- **Requirement**
Find the lines holding "CORRELATION" and copy them.

Records about charts and figures
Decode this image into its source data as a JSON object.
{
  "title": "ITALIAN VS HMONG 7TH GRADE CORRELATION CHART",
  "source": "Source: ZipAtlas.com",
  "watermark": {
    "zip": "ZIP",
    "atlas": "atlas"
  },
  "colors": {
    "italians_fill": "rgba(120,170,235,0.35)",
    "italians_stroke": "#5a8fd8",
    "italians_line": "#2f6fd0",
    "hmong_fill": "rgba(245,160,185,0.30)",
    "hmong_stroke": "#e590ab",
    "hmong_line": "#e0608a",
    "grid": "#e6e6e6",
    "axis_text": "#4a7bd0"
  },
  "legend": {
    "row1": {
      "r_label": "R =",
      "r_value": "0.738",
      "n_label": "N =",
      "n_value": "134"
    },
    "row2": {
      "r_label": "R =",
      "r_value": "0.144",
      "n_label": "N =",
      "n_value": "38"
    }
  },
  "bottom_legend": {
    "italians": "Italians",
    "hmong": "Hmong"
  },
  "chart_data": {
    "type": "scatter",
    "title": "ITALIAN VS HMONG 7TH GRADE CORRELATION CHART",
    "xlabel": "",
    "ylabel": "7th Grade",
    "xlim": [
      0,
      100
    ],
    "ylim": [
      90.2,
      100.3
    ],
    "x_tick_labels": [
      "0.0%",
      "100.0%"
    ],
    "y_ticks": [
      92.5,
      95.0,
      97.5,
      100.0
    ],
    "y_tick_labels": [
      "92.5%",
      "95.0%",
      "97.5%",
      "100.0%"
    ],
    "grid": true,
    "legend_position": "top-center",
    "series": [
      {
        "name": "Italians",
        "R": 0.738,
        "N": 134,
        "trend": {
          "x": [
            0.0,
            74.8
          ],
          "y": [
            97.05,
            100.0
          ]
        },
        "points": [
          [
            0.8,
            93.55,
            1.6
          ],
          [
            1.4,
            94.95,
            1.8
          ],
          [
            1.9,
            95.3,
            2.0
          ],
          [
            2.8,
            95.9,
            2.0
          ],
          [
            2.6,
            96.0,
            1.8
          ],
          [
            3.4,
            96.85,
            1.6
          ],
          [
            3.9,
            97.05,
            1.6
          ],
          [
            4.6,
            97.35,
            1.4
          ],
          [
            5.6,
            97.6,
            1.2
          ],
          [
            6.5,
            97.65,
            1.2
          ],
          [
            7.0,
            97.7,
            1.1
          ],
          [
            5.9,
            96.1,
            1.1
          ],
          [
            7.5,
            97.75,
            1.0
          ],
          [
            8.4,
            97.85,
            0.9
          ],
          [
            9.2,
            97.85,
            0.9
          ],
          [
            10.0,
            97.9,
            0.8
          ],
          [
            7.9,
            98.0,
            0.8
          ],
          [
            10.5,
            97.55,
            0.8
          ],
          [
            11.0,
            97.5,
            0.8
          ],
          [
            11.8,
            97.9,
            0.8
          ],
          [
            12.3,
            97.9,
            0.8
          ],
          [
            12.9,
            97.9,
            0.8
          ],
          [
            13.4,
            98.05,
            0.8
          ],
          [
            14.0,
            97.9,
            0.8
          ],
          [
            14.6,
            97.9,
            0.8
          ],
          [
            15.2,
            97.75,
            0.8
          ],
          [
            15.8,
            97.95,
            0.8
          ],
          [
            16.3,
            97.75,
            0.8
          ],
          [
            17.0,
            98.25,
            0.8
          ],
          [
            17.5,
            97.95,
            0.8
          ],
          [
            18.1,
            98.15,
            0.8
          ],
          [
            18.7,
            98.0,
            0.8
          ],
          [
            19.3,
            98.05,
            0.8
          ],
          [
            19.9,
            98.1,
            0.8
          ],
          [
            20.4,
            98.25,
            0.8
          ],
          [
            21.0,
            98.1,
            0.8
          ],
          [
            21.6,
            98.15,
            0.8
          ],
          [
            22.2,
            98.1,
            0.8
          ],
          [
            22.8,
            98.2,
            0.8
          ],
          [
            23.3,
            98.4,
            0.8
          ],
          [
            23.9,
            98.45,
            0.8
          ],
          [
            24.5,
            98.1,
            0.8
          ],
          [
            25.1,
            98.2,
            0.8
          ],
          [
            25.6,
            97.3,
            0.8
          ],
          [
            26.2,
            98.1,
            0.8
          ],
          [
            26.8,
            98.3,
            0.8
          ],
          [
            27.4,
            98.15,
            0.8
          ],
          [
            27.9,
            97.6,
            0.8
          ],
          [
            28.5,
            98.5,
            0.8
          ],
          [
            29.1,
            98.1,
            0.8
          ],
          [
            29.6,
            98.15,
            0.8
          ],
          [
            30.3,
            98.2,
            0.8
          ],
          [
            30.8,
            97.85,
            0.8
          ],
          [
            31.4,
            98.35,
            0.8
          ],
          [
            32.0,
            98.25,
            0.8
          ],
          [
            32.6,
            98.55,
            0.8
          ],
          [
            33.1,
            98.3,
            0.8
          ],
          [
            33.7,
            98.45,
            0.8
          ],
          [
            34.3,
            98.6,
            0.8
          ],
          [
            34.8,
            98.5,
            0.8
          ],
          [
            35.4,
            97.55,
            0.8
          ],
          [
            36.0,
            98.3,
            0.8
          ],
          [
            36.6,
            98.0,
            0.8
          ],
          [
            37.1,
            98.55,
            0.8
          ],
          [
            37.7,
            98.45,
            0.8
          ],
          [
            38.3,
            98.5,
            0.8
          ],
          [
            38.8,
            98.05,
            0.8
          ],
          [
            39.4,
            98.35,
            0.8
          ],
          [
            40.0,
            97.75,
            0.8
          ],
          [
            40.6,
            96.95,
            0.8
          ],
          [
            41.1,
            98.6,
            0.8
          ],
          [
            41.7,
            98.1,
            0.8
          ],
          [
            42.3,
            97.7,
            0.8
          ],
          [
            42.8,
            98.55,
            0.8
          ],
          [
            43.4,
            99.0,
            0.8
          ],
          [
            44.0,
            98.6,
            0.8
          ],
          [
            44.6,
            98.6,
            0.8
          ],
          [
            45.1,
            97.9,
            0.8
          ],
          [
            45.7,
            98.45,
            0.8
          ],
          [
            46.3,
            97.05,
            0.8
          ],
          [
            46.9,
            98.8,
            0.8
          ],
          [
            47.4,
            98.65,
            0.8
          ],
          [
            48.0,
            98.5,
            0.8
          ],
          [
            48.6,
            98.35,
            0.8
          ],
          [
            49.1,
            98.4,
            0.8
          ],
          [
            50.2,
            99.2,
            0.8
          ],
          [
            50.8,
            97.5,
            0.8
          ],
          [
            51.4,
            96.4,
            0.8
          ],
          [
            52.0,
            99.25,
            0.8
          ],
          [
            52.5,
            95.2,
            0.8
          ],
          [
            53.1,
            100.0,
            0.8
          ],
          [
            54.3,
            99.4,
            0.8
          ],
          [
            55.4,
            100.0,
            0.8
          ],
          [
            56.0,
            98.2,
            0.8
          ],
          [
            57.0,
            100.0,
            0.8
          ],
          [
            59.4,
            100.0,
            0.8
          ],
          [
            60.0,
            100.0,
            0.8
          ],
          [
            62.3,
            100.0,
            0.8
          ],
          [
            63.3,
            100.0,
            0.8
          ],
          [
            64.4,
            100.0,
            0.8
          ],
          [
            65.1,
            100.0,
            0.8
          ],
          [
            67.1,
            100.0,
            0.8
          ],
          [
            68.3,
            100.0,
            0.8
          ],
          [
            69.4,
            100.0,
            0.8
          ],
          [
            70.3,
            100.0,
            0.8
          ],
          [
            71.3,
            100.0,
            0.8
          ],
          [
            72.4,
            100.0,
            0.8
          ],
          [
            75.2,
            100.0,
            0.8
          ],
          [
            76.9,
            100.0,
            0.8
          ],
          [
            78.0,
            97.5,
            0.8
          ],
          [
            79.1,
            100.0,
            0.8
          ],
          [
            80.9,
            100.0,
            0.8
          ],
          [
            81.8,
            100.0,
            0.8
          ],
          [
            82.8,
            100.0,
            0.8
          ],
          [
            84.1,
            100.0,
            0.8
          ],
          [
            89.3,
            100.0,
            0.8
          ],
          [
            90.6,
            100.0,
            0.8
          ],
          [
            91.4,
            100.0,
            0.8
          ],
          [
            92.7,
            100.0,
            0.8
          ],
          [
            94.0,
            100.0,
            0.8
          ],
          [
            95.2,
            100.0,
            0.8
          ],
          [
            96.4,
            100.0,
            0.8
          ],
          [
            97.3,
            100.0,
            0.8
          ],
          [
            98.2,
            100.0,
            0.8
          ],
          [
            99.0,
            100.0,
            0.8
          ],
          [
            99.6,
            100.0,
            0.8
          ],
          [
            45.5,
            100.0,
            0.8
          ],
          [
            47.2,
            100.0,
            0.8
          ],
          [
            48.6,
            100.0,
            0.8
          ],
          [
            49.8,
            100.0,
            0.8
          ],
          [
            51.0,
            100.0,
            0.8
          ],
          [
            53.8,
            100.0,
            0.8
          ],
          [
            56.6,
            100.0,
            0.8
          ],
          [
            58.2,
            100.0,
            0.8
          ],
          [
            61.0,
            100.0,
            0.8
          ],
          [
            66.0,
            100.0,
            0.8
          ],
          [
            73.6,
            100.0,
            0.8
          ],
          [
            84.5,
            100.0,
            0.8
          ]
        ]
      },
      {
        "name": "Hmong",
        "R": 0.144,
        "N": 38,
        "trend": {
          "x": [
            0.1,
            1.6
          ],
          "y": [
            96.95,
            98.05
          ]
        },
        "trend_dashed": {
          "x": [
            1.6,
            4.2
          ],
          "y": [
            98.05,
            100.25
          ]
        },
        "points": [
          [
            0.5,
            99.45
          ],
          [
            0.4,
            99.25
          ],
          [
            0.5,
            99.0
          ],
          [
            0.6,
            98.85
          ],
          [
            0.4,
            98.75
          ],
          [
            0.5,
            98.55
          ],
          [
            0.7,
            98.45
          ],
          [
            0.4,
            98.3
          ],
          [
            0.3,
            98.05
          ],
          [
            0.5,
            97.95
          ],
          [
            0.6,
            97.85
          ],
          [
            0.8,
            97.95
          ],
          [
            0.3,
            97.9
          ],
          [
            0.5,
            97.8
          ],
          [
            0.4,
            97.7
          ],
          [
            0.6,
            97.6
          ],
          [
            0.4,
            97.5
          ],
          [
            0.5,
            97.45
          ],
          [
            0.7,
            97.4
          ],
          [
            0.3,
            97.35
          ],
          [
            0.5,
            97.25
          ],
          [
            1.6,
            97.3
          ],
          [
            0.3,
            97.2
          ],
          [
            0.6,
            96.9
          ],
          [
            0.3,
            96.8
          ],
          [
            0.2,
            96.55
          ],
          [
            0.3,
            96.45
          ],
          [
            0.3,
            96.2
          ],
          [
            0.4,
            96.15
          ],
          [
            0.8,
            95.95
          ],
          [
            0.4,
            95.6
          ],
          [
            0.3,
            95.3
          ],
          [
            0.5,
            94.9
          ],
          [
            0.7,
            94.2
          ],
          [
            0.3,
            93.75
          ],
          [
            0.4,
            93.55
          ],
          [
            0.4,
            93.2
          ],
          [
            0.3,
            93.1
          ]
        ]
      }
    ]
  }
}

- **In response**
  "title": "ITALIAN VS HMONG 7TH GRADE CORRELATION CHART",
    "title": "ITALIAN VS HMONG 7TH GRADE CORRELATION CHART",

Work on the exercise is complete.